==== INPUT ROWS ====

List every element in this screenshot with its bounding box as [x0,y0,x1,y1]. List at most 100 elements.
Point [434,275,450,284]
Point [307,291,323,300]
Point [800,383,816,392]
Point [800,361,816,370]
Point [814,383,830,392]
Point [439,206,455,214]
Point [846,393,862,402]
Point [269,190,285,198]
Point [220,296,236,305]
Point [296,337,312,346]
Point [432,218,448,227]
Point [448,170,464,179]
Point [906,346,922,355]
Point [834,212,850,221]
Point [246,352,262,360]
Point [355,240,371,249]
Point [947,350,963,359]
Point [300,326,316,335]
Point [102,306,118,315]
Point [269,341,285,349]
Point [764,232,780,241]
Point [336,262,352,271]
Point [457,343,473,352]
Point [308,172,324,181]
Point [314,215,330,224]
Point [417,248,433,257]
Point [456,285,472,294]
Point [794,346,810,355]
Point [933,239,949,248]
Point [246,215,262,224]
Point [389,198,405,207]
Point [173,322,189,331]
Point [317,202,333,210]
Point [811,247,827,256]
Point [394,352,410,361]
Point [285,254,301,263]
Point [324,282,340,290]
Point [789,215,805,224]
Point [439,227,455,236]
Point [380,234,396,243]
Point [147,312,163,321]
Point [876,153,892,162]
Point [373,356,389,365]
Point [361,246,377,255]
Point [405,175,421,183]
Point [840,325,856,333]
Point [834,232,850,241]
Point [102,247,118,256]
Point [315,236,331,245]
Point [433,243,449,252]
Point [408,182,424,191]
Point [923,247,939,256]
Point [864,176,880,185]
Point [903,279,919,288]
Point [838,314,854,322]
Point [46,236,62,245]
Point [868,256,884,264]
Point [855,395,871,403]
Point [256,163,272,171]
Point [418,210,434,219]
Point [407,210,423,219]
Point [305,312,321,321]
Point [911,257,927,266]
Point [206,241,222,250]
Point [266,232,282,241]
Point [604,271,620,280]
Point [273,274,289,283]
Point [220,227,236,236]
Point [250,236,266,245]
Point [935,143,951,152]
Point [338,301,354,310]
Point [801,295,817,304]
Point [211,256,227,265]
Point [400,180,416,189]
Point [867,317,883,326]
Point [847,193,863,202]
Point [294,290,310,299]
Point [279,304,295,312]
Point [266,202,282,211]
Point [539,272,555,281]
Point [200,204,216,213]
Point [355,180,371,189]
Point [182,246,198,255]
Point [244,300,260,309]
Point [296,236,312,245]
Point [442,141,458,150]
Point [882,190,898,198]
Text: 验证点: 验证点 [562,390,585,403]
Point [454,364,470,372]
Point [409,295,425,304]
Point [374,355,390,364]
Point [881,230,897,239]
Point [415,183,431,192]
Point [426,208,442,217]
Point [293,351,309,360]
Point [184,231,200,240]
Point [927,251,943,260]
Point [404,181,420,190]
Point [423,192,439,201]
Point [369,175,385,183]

====

▸ **GIVEN TASK**
Rewrite all the records above, substituting "Dot" for every "Point" and leaving everything else the same.

▸ **TASK RESULT**
List every element in this screenshot with its bounding box as [x0,y0,x1,y1]. List at most 100 elements.
Dot [434,275,450,284]
Dot [307,291,323,300]
Dot [800,383,816,392]
Dot [800,361,816,370]
Dot [814,383,830,392]
Dot [439,206,455,214]
Dot [846,393,862,402]
Dot [269,190,285,198]
Dot [220,296,236,305]
Dot [296,337,312,346]
Dot [432,218,448,227]
Dot [448,170,464,179]
Dot [906,346,922,355]
Dot [834,212,850,221]
Dot [246,352,262,360]
Dot [355,240,371,249]
Dot [947,350,963,359]
Dot [300,326,316,335]
Dot [102,306,118,315]
Dot [269,341,285,349]
Dot [764,232,780,241]
Dot [336,262,352,271]
Dot [457,343,473,352]
Dot [308,172,324,181]
Dot [314,215,330,224]
Dot [417,248,433,257]
Dot [456,285,472,294]
Dot [794,346,810,355]
Dot [933,239,949,248]
Dot [246,215,262,224]
Dot [389,198,405,207]
Dot [173,322,189,331]
Dot [317,202,333,210]
Dot [811,247,827,256]
Dot [394,352,410,361]
Dot [285,254,301,263]
Dot [324,282,340,290]
Dot [789,215,805,224]
Dot [439,227,455,236]
Dot [380,234,396,243]
Dot [147,312,163,321]
Dot [876,153,892,162]
Dot [373,356,389,365]
Dot [361,246,377,255]
Dot [405,175,421,183]
Dot [840,325,856,333]
Dot [834,232,850,241]
Dot [102,247,118,256]
Dot [315,236,331,245]
Dot [433,243,449,252]
Dot [408,182,424,191]
Dot [923,247,939,256]
Dot [864,176,880,185]
Dot [903,279,919,288]
Dot [838,314,854,322]
Dot [46,236,62,245]
Dot [868,256,884,264]
Dot [855,395,871,403]
Dot [256,163,272,171]
Dot [418,210,434,219]
Dot [407,210,423,219]
Dot [305,312,321,321]
Dot [911,257,927,266]
Dot [206,241,222,250]
Dot [266,232,282,241]
Dot [604,271,620,280]
Dot [273,274,289,283]
Dot [220,227,236,236]
Dot [250,236,266,245]
Dot [935,143,951,152]
Dot [338,301,354,310]
Dot [801,295,817,304]
Dot [211,256,227,265]
Dot [400,180,416,189]
Dot [867,317,883,326]
Dot [847,193,863,202]
Dot [294,290,310,299]
Dot [279,304,295,312]
Dot [266,202,282,211]
Dot [539,272,555,281]
Dot [200,204,216,213]
Dot [355,180,371,189]
Dot [182,246,198,255]
Dot [244,300,260,309]
Dot [296,236,312,245]
Dot [442,141,458,150]
Dot [882,190,898,198]
Text: 验证点: 验证点 [562,390,585,403]
Dot [454,364,470,372]
Dot [409,295,425,304]
Dot [374,355,390,364]
Dot [881,230,897,239]
Dot [415,183,431,192]
Dot [426,208,442,217]
Dot [293,351,309,360]
Dot [184,231,200,240]
Dot [927,251,943,260]
Dot [404,181,420,190]
Dot [423,192,439,201]
Dot [369,175,385,183]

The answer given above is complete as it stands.